-- Start GIVEN RECORDS --

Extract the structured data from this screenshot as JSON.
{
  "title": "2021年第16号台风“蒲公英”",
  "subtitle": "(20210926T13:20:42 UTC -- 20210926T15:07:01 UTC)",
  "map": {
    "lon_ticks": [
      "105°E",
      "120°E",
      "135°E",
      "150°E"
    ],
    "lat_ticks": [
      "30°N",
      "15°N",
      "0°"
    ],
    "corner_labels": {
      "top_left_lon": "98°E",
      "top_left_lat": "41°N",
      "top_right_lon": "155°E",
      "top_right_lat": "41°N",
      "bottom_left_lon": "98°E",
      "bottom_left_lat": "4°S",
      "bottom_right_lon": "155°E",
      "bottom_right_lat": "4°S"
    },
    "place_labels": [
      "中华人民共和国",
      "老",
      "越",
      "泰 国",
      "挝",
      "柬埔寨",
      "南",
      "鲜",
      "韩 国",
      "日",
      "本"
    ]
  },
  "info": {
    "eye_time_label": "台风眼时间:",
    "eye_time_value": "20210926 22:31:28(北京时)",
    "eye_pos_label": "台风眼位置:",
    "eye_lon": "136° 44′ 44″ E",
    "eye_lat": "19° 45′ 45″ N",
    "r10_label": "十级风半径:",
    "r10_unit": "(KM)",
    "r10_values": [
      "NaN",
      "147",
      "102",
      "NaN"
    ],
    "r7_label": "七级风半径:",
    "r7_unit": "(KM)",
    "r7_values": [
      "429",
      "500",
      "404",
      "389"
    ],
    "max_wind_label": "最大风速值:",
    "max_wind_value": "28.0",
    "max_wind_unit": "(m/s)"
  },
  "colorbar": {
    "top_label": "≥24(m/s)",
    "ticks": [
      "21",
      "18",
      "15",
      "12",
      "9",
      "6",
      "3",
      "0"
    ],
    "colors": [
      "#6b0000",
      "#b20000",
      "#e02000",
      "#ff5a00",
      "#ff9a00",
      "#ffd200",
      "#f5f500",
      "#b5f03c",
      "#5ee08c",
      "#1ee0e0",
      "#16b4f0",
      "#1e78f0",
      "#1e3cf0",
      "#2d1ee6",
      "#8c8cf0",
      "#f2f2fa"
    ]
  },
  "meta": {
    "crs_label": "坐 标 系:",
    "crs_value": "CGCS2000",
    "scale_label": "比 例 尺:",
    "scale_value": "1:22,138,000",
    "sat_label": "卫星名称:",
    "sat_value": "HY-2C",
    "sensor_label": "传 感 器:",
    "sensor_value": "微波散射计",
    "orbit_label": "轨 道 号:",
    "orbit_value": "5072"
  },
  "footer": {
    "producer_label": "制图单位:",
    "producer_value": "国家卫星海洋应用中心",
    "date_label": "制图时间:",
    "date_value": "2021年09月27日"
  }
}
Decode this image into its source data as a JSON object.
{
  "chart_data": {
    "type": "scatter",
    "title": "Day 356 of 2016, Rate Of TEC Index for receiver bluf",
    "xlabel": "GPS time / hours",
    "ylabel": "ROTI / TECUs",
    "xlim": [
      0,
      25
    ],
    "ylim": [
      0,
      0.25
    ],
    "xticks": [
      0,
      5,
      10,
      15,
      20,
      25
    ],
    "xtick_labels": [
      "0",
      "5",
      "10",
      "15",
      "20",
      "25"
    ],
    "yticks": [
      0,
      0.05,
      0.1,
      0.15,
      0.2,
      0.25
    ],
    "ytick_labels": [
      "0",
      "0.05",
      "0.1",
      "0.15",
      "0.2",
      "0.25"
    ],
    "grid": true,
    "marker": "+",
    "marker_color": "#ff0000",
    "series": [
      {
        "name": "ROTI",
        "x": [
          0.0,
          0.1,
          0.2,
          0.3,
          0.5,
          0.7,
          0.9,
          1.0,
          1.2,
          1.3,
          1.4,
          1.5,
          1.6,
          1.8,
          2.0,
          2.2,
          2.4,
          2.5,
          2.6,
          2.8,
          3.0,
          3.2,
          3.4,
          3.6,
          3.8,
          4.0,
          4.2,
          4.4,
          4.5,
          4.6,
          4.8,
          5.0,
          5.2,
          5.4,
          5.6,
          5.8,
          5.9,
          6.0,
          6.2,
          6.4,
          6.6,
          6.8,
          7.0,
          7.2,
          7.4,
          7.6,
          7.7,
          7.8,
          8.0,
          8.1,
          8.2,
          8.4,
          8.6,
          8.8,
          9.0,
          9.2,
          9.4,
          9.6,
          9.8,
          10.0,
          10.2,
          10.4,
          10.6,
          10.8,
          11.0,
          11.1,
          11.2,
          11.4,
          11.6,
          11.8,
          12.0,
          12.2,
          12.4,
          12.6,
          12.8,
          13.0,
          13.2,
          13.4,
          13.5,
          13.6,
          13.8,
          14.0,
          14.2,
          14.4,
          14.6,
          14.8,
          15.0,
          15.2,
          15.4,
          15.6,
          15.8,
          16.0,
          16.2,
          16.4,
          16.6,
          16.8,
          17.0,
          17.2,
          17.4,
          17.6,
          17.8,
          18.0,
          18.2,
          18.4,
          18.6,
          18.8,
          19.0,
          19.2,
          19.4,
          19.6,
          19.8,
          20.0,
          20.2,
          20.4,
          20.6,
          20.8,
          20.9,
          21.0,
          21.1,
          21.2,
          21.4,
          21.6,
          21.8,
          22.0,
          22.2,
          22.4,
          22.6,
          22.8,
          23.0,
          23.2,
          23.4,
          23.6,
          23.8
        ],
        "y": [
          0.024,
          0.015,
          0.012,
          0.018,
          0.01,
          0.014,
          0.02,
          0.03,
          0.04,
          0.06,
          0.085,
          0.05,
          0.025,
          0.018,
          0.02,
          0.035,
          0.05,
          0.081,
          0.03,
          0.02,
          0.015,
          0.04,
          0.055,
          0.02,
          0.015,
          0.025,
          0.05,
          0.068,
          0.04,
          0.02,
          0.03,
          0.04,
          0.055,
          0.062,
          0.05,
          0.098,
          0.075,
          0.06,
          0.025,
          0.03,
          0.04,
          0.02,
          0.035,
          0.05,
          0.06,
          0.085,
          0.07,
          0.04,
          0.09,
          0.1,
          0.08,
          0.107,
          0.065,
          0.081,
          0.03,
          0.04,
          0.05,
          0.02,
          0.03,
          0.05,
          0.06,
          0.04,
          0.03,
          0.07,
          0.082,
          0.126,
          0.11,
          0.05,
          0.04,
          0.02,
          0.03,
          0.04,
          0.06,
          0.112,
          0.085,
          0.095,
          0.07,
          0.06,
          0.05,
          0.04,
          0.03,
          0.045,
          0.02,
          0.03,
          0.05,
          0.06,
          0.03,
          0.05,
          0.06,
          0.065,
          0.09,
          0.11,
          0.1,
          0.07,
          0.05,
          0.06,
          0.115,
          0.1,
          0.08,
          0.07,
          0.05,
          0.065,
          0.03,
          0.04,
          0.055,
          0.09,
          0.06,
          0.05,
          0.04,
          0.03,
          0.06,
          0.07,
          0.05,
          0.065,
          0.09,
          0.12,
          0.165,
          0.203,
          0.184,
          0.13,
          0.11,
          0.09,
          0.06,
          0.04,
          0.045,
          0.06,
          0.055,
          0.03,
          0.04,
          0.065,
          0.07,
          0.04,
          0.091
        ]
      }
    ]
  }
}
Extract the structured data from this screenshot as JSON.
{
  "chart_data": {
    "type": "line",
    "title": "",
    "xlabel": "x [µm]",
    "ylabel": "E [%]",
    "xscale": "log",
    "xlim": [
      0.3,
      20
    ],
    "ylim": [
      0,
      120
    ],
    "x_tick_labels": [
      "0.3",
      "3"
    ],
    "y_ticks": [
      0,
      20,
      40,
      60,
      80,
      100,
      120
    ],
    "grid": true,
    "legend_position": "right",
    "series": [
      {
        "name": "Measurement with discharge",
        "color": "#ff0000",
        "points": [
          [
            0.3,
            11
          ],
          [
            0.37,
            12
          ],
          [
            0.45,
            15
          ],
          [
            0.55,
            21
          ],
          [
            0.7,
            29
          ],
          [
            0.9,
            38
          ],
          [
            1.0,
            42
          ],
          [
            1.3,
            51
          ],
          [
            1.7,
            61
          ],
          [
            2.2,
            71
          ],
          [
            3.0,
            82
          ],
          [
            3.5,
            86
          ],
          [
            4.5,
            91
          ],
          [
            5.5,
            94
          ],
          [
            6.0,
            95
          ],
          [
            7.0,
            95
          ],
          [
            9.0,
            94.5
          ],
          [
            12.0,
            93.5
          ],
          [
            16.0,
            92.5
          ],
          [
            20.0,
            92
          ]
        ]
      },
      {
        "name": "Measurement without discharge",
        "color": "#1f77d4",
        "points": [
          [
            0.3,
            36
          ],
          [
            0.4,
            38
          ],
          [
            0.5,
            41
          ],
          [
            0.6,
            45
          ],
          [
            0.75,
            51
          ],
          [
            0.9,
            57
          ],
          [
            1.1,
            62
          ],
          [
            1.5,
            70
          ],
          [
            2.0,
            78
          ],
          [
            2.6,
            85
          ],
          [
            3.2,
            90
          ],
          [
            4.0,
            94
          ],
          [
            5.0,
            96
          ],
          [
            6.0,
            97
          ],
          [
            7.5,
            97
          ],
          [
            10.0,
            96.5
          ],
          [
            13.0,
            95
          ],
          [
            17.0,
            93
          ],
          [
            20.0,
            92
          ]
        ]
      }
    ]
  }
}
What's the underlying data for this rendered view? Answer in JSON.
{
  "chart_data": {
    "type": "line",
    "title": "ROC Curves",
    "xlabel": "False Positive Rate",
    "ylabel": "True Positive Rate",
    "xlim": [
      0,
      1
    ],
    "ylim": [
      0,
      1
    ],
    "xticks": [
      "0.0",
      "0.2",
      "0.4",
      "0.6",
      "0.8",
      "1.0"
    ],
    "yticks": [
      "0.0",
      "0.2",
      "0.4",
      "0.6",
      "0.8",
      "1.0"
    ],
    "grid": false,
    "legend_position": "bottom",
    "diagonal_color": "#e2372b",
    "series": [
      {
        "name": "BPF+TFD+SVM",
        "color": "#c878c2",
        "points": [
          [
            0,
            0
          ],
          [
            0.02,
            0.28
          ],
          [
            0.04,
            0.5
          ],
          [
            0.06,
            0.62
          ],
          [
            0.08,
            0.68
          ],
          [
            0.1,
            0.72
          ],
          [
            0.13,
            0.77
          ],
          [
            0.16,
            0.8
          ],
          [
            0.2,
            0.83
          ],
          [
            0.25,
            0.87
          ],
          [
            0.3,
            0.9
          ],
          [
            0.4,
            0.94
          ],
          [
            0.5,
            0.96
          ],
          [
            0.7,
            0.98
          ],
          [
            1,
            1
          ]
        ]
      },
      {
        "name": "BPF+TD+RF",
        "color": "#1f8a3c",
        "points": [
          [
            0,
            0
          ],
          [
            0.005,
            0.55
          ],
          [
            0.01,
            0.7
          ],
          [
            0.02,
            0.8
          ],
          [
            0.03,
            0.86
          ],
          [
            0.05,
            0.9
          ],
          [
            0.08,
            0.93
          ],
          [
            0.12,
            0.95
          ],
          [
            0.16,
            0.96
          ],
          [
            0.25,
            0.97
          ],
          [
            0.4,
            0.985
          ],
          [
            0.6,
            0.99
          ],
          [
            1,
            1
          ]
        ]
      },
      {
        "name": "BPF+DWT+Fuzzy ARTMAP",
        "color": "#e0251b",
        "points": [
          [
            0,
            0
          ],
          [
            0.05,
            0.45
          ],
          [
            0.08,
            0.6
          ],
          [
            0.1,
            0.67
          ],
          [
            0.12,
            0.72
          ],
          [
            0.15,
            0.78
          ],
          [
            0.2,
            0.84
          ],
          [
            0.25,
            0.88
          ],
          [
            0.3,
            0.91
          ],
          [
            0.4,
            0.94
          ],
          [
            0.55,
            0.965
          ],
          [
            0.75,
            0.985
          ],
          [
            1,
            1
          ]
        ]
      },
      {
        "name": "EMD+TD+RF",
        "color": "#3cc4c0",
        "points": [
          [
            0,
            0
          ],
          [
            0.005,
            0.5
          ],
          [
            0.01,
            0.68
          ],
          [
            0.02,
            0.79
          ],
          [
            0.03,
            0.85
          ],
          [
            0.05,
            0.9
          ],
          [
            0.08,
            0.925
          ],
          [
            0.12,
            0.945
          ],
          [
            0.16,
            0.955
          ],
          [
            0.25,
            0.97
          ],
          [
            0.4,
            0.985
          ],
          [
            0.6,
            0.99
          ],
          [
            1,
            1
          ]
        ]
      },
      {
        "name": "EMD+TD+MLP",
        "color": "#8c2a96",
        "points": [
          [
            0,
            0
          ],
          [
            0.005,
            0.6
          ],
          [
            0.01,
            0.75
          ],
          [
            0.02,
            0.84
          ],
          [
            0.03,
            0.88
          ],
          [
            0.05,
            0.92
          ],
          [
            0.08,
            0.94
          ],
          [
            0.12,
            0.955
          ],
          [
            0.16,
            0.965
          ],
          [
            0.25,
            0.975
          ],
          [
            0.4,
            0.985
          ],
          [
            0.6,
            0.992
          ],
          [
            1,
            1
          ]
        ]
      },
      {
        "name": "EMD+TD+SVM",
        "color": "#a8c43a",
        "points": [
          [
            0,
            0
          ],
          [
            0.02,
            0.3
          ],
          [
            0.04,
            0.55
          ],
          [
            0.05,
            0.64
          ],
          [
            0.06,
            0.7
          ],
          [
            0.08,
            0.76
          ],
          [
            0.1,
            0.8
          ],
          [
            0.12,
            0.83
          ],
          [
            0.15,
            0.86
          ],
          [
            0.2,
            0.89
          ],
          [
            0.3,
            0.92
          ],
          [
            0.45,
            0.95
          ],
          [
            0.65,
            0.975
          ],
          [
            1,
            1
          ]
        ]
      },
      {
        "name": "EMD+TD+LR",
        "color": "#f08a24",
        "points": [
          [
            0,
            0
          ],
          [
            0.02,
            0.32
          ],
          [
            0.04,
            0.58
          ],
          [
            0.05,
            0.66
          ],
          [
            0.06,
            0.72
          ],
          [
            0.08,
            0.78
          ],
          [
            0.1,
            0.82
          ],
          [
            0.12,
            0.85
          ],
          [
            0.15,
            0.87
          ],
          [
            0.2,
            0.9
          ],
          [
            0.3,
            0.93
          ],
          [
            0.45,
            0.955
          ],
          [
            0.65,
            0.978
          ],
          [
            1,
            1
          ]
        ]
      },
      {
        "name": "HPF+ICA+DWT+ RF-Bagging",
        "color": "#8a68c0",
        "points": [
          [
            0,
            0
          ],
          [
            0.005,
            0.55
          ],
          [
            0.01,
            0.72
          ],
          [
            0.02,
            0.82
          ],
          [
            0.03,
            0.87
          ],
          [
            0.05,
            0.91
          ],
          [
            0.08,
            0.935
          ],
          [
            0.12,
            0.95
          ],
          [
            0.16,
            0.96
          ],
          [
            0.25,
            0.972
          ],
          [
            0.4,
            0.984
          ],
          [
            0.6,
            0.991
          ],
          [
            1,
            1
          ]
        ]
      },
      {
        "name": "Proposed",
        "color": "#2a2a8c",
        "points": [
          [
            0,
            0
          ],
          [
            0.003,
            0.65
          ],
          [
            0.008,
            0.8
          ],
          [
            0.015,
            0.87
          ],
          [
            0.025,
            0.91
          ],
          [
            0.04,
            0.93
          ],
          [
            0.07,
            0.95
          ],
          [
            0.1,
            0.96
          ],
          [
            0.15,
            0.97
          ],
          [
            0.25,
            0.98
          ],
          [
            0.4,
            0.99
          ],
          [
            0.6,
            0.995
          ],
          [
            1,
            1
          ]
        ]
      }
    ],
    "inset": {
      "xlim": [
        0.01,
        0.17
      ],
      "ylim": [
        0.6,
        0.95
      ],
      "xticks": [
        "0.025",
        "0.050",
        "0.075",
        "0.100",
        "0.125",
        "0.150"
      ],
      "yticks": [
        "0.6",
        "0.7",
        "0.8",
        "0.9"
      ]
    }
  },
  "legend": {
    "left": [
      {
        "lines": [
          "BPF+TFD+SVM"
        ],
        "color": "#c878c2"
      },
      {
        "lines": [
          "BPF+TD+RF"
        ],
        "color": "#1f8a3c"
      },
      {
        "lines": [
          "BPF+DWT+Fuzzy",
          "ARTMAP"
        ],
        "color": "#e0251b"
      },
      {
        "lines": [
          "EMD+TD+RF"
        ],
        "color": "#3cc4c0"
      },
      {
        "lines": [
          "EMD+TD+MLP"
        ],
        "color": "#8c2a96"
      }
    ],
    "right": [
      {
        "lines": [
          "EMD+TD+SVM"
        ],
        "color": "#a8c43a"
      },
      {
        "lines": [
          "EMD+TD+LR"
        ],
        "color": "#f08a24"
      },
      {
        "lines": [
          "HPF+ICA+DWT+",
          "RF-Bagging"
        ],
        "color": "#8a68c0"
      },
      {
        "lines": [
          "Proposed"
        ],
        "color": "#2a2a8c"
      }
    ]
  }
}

-- End GIVEN RECORDS --

YOUR GOAL: Give the count of lines in the listing that hold the word "this", with no other text.

TASK OUTPUT: 4